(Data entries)
— Begin —
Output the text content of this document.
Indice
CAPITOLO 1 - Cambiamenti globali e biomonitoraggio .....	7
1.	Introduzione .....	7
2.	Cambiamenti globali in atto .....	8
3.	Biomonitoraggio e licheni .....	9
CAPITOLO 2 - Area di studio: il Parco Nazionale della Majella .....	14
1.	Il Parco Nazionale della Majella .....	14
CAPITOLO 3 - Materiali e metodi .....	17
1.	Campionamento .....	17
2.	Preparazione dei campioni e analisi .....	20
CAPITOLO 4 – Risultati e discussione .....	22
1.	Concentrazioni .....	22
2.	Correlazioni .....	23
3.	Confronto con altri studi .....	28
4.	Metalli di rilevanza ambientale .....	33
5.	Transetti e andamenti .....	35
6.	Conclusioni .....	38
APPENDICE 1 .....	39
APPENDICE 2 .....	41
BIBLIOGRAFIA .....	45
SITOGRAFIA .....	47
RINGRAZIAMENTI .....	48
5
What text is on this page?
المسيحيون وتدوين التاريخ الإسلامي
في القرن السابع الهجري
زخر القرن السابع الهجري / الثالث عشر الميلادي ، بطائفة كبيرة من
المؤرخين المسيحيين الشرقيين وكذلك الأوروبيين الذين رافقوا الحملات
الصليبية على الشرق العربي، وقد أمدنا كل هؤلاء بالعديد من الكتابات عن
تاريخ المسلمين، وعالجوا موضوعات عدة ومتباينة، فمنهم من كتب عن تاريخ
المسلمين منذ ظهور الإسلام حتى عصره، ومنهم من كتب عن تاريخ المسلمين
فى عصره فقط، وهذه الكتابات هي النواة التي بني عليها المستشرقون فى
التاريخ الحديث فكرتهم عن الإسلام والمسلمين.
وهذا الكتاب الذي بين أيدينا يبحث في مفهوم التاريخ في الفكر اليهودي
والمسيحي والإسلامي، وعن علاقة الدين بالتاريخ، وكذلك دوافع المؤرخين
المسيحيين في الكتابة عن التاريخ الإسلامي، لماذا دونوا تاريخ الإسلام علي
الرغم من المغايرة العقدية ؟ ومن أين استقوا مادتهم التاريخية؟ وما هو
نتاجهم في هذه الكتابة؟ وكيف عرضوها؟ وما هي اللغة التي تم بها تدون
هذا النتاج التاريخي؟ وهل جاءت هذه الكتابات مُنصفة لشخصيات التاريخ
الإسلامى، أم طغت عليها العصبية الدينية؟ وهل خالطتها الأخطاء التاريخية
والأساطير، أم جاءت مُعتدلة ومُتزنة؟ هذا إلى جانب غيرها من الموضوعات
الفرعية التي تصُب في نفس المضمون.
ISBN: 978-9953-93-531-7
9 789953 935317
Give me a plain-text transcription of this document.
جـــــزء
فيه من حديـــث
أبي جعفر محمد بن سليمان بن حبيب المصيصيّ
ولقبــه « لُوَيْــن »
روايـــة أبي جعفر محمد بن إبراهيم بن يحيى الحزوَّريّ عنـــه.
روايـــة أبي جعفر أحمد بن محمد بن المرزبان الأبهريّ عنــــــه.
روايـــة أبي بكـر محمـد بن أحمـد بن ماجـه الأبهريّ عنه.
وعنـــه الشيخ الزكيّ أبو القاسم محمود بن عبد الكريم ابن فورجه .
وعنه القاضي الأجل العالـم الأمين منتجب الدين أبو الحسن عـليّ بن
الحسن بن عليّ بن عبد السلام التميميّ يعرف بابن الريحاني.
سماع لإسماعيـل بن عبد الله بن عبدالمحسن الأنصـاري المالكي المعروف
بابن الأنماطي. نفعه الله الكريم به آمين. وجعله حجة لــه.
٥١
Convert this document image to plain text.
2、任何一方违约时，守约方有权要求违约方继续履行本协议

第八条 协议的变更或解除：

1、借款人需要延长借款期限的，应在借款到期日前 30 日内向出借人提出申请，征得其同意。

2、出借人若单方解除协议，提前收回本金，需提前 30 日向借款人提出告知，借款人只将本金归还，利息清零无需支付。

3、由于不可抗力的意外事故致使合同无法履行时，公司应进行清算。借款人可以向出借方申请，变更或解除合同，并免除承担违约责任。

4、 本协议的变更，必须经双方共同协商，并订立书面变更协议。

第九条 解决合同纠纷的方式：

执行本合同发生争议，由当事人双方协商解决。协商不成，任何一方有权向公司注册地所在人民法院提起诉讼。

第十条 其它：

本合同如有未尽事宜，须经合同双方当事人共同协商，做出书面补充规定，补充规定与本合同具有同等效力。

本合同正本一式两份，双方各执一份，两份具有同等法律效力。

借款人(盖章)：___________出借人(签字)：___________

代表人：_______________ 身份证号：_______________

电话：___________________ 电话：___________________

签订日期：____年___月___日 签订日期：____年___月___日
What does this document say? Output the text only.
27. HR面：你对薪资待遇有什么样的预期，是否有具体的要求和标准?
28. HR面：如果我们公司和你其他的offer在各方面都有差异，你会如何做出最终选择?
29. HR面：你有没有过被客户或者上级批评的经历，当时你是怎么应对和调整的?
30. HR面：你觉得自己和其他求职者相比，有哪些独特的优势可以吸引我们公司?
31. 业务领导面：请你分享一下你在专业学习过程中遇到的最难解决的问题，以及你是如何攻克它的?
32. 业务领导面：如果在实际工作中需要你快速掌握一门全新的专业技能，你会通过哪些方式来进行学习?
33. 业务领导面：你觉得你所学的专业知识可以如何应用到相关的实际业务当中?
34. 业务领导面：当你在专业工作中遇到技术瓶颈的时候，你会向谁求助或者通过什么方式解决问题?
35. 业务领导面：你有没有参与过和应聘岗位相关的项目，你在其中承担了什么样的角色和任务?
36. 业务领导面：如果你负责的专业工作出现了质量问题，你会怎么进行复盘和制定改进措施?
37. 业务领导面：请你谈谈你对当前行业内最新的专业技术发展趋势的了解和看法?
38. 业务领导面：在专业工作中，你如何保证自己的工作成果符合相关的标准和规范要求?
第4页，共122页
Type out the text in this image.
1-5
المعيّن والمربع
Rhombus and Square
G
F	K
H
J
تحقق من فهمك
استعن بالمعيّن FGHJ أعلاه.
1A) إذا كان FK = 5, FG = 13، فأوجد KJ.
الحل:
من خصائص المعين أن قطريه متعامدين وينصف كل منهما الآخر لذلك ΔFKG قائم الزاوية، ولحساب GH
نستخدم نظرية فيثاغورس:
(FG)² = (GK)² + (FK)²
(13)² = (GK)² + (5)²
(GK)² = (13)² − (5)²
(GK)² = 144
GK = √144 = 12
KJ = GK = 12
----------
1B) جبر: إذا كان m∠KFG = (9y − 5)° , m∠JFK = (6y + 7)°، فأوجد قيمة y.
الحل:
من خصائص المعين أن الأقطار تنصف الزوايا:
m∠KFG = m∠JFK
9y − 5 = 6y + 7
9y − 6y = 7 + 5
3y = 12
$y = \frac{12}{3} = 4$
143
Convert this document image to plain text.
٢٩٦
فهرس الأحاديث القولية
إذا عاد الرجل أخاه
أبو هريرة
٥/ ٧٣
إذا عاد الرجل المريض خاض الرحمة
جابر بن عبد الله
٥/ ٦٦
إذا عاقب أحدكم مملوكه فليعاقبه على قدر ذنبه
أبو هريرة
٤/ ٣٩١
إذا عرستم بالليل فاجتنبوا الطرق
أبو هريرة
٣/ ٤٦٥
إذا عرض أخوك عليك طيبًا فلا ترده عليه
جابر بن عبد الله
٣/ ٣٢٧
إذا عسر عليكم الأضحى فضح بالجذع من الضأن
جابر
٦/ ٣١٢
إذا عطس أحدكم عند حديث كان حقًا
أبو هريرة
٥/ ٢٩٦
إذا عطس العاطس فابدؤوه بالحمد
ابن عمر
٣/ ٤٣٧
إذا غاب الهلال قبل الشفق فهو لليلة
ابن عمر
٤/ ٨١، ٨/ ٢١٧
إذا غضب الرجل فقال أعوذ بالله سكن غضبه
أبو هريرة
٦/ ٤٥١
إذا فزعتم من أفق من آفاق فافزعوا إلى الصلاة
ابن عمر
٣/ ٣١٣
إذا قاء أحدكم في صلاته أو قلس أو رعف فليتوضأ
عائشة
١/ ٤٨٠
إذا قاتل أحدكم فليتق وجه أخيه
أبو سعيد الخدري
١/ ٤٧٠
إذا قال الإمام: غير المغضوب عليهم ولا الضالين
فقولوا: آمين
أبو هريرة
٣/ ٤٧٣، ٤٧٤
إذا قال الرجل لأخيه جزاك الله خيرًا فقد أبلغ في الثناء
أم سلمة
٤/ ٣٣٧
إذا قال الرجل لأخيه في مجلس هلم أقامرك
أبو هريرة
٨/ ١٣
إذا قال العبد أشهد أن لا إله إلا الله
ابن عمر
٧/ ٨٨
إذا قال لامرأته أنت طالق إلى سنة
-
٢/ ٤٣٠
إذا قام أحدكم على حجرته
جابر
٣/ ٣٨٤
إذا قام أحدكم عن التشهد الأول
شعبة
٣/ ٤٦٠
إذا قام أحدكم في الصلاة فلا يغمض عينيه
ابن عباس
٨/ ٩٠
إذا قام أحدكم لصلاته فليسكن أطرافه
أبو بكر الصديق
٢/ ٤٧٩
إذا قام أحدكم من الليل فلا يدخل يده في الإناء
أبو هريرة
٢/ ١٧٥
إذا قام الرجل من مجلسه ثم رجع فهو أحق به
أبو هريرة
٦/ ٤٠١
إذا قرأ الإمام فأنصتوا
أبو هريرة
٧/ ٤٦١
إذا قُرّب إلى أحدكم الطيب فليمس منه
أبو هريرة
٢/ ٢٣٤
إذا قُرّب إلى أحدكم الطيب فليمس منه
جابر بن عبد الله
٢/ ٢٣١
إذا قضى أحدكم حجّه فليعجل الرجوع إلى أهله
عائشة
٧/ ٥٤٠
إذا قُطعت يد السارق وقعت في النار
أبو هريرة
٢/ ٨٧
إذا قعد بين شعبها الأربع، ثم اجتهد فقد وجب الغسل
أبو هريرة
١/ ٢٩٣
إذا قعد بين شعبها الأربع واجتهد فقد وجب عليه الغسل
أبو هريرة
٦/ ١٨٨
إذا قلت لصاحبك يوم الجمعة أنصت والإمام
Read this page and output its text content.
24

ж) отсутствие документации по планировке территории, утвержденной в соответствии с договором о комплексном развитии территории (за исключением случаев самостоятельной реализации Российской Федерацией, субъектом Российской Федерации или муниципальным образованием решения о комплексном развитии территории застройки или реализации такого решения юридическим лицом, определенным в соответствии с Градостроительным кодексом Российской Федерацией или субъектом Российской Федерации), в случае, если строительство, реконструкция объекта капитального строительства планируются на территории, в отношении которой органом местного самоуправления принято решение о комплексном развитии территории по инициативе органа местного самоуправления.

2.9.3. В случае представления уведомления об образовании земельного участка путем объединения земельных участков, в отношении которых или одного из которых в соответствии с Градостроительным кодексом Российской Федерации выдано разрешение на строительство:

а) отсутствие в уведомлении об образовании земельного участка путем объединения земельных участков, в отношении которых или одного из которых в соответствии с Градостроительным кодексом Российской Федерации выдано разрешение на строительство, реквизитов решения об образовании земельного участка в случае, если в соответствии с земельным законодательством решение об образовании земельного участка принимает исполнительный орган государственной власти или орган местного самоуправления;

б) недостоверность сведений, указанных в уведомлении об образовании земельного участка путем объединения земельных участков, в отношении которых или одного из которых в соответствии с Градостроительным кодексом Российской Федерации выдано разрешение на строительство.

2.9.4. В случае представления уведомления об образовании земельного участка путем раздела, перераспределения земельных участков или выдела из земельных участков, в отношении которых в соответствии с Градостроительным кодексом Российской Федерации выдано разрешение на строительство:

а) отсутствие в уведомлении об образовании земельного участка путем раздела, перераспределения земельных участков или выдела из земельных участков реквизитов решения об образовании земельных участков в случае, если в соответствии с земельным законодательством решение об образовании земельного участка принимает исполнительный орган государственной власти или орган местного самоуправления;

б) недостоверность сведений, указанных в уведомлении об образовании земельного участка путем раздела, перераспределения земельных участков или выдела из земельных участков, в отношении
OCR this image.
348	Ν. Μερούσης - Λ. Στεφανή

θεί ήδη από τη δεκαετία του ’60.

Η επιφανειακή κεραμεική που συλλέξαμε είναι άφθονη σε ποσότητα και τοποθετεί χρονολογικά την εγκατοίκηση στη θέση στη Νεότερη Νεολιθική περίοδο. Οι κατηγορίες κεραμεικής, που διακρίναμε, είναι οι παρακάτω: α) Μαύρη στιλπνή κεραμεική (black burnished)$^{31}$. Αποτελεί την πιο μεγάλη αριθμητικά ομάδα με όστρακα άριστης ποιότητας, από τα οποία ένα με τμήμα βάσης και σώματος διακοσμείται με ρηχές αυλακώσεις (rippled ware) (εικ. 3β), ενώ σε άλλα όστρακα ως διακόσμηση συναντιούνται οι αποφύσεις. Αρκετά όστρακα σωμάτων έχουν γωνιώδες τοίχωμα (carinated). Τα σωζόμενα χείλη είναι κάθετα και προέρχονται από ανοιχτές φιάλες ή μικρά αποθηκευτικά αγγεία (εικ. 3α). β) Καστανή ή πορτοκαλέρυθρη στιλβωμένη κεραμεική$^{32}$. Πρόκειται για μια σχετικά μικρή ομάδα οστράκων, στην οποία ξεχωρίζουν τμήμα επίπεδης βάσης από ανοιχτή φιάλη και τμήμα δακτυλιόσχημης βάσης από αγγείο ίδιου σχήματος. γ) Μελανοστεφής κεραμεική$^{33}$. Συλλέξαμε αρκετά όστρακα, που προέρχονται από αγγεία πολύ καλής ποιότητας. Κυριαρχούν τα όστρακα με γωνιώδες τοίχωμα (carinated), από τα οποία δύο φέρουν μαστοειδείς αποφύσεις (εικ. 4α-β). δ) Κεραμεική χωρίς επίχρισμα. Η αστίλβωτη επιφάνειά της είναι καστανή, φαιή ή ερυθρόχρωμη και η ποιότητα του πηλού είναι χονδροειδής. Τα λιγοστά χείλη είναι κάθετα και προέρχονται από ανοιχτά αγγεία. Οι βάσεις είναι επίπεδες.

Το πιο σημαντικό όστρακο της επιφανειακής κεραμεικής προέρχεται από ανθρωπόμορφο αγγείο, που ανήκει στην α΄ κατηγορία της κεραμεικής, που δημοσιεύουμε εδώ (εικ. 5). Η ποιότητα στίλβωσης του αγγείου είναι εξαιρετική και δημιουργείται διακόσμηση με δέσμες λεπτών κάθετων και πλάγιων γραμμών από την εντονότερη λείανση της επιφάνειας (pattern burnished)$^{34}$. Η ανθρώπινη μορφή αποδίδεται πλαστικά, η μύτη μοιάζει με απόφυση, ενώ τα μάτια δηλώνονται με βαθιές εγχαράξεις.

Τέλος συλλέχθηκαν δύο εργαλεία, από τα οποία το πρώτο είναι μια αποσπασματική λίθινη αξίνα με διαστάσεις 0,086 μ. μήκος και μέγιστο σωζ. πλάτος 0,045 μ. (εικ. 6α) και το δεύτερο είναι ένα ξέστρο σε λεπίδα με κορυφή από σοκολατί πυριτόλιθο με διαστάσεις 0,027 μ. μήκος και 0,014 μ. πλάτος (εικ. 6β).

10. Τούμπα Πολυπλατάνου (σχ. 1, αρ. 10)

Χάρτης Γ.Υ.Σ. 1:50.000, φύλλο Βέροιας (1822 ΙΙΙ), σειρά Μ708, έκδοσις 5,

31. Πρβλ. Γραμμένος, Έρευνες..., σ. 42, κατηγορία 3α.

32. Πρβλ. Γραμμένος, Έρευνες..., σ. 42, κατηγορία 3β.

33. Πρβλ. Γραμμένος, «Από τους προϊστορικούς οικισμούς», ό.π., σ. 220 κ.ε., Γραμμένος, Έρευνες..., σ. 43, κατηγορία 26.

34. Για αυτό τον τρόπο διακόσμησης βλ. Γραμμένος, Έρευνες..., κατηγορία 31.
— End —
WHAT THE TASK REQUIRES
Copy out each line of the data where the string "آمين" appears.

ANSWER TO THIS EXERCISE
بابن الأنماطي. نفعه الله الكريم به آمين. وجعله حجة لــه.
فقولوا: آمين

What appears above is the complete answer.